▸ **PROBLEM DESCRIPTION**
In the listing below, identify each line with the word "other" and return those lines.
>>>>
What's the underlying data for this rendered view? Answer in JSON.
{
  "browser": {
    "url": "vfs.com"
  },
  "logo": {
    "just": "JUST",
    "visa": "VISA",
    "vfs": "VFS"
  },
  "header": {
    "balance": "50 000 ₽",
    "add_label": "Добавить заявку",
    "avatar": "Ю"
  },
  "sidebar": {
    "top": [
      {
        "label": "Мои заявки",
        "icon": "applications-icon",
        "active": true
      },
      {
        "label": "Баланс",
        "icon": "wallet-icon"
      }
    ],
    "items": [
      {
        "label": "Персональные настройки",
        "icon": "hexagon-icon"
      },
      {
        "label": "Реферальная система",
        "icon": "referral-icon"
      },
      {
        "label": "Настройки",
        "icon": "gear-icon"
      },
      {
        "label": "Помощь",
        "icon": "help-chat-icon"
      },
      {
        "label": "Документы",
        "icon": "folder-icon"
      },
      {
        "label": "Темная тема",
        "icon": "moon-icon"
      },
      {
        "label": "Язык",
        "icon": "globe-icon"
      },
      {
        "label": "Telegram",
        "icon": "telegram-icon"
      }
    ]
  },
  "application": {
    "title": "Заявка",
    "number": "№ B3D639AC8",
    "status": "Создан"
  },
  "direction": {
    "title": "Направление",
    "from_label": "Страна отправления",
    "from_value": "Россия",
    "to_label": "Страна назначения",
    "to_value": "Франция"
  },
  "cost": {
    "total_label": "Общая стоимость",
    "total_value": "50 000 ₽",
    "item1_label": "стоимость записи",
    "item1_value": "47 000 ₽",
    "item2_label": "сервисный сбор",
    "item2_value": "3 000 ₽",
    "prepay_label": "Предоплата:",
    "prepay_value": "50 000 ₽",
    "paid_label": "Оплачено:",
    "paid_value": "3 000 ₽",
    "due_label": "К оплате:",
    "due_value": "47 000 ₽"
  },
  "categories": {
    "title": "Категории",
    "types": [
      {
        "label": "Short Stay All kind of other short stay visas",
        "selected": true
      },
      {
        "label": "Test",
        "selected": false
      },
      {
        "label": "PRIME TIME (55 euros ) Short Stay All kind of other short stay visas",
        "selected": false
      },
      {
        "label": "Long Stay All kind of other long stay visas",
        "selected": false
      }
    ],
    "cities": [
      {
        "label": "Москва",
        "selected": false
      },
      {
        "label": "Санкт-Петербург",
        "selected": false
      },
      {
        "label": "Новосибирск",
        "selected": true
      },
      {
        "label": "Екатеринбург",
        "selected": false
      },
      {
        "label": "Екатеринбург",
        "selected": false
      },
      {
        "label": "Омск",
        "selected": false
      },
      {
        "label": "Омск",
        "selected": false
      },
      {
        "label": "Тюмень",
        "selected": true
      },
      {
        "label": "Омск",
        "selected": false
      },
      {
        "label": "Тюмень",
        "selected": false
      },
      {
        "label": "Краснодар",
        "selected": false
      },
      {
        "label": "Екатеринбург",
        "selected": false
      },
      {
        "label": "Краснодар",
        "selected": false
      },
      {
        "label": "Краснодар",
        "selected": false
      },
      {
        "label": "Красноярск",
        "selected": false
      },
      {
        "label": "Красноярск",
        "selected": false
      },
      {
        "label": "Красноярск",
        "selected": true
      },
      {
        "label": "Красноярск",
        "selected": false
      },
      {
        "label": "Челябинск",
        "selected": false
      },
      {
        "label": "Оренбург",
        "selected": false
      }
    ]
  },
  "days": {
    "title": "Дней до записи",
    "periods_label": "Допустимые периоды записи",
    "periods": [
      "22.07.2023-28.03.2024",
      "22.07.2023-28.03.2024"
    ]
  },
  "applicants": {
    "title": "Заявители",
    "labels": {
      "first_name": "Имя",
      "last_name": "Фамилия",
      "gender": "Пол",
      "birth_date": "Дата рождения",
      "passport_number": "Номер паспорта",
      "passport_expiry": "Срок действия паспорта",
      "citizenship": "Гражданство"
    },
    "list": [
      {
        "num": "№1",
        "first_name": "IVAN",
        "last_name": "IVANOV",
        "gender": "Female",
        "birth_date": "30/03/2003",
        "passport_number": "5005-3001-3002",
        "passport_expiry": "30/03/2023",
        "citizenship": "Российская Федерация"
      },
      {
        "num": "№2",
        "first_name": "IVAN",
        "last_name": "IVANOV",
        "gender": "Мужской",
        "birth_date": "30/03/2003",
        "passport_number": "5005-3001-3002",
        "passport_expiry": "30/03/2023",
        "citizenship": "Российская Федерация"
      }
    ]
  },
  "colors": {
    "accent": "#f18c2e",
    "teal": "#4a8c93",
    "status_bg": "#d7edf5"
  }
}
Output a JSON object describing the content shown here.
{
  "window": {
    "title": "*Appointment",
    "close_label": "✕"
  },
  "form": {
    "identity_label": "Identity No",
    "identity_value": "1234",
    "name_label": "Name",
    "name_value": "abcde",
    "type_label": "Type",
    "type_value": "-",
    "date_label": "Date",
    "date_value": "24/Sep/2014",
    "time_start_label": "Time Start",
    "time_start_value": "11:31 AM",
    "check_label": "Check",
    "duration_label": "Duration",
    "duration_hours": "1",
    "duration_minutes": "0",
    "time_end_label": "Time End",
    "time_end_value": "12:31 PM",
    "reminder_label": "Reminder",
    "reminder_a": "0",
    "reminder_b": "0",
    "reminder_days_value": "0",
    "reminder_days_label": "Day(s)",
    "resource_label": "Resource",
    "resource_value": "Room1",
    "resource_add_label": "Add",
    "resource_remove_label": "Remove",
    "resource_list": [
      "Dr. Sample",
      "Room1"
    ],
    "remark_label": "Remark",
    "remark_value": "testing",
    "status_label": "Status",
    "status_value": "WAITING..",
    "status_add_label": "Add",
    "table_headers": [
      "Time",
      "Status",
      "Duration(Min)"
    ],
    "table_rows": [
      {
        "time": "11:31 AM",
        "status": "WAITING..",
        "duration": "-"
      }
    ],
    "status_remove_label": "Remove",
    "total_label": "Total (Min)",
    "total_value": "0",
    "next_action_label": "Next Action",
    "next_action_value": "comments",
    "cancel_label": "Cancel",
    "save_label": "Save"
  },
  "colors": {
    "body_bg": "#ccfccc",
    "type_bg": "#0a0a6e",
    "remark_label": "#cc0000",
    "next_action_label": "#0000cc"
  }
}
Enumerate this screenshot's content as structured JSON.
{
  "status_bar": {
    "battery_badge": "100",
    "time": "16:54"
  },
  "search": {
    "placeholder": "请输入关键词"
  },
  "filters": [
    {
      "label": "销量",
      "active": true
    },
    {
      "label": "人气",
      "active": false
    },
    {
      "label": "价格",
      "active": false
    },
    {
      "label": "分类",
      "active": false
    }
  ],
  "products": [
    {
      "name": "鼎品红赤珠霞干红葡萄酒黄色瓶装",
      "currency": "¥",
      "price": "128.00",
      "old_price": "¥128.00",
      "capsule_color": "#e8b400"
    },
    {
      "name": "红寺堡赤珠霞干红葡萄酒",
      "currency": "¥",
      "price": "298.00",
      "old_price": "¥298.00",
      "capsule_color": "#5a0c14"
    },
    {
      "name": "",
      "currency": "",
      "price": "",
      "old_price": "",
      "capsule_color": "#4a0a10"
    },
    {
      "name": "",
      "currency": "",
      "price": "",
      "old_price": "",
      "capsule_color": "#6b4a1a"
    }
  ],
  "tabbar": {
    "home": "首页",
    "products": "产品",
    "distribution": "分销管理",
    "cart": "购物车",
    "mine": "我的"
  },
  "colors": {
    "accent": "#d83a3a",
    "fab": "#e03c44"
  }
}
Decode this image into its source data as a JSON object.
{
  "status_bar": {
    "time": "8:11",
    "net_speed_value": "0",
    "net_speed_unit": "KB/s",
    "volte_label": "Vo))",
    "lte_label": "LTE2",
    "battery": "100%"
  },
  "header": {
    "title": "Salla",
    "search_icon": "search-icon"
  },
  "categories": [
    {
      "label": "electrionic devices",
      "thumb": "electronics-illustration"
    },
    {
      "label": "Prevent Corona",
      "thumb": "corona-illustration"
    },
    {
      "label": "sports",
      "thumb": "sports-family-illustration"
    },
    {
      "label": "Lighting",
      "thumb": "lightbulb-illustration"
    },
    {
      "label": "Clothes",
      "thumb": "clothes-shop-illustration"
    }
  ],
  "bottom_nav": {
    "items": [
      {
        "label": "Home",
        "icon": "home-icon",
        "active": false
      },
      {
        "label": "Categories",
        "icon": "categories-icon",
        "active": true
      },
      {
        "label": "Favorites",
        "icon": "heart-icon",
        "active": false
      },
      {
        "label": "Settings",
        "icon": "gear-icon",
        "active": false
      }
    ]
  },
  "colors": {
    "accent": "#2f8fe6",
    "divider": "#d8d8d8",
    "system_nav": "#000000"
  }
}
<<<<
▸ **REPLY**
        "label": "Short Stay All kind of other short stay visas",
        "label": "PRIME TIME (55 euros ) Short Stay All kind of other short stay visas",
        "label": "Long Stay All kind of other long stay visas",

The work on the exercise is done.